-------- Recorded data
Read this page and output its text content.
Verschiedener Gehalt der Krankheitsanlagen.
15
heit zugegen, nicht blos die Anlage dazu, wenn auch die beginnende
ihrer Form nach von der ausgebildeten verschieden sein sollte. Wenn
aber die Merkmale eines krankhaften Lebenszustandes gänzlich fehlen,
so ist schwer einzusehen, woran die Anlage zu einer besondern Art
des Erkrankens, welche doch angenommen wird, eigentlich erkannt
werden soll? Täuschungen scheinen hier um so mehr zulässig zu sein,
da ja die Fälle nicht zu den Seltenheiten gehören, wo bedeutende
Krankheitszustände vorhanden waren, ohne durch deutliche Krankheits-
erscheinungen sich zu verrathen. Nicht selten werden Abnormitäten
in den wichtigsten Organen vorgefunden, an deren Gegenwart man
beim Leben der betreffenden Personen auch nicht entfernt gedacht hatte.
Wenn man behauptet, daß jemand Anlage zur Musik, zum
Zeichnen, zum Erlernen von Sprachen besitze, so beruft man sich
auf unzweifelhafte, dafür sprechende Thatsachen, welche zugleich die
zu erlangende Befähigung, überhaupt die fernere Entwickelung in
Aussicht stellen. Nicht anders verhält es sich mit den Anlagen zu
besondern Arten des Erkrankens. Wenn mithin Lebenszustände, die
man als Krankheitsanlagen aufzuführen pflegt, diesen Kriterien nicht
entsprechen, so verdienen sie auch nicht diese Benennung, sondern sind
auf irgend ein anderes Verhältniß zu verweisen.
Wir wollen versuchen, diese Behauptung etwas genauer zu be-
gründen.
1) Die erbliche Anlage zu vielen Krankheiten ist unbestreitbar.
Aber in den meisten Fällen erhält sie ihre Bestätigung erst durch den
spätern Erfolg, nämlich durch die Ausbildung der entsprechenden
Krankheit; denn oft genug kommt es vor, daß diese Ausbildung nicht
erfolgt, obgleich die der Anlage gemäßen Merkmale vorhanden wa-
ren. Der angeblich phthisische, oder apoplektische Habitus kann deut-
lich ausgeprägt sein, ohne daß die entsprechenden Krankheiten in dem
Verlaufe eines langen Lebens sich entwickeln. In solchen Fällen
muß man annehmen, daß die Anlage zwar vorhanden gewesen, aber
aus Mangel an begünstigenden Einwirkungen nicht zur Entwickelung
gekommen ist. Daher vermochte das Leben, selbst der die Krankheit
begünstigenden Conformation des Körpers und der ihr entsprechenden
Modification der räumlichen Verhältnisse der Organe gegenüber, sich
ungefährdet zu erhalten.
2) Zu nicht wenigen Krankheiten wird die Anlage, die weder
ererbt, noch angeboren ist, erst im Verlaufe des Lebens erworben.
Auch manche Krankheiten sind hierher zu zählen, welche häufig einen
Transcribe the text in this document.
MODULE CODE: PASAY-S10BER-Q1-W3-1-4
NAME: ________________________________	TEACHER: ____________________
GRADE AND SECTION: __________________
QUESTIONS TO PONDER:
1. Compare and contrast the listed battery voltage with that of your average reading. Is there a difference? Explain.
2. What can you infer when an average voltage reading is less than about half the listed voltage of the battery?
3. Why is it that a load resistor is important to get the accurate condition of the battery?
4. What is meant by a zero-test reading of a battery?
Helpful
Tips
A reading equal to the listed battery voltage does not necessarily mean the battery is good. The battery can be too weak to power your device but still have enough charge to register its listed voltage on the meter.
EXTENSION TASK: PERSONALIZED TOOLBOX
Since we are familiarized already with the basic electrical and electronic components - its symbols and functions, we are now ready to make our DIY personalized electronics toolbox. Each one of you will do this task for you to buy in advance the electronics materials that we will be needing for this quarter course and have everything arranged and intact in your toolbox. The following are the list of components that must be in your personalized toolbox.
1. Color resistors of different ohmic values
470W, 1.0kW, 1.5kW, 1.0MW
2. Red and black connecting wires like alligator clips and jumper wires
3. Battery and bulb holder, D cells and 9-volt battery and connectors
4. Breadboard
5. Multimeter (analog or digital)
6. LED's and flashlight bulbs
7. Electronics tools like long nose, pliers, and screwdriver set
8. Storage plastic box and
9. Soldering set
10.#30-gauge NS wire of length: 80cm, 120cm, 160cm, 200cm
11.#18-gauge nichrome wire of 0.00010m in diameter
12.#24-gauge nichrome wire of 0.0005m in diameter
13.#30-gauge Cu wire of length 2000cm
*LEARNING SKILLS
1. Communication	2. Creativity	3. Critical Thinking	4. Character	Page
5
----------------
▸ **What to produce**
Pull out each line of the records holding the string "begünstigenden".

▸ **Answer section**
aus Mangel an begünstigenden Einwirkungen nicht zur Entwickelung
begünstigenden Conformation des Körpers und der ihr entsprechenden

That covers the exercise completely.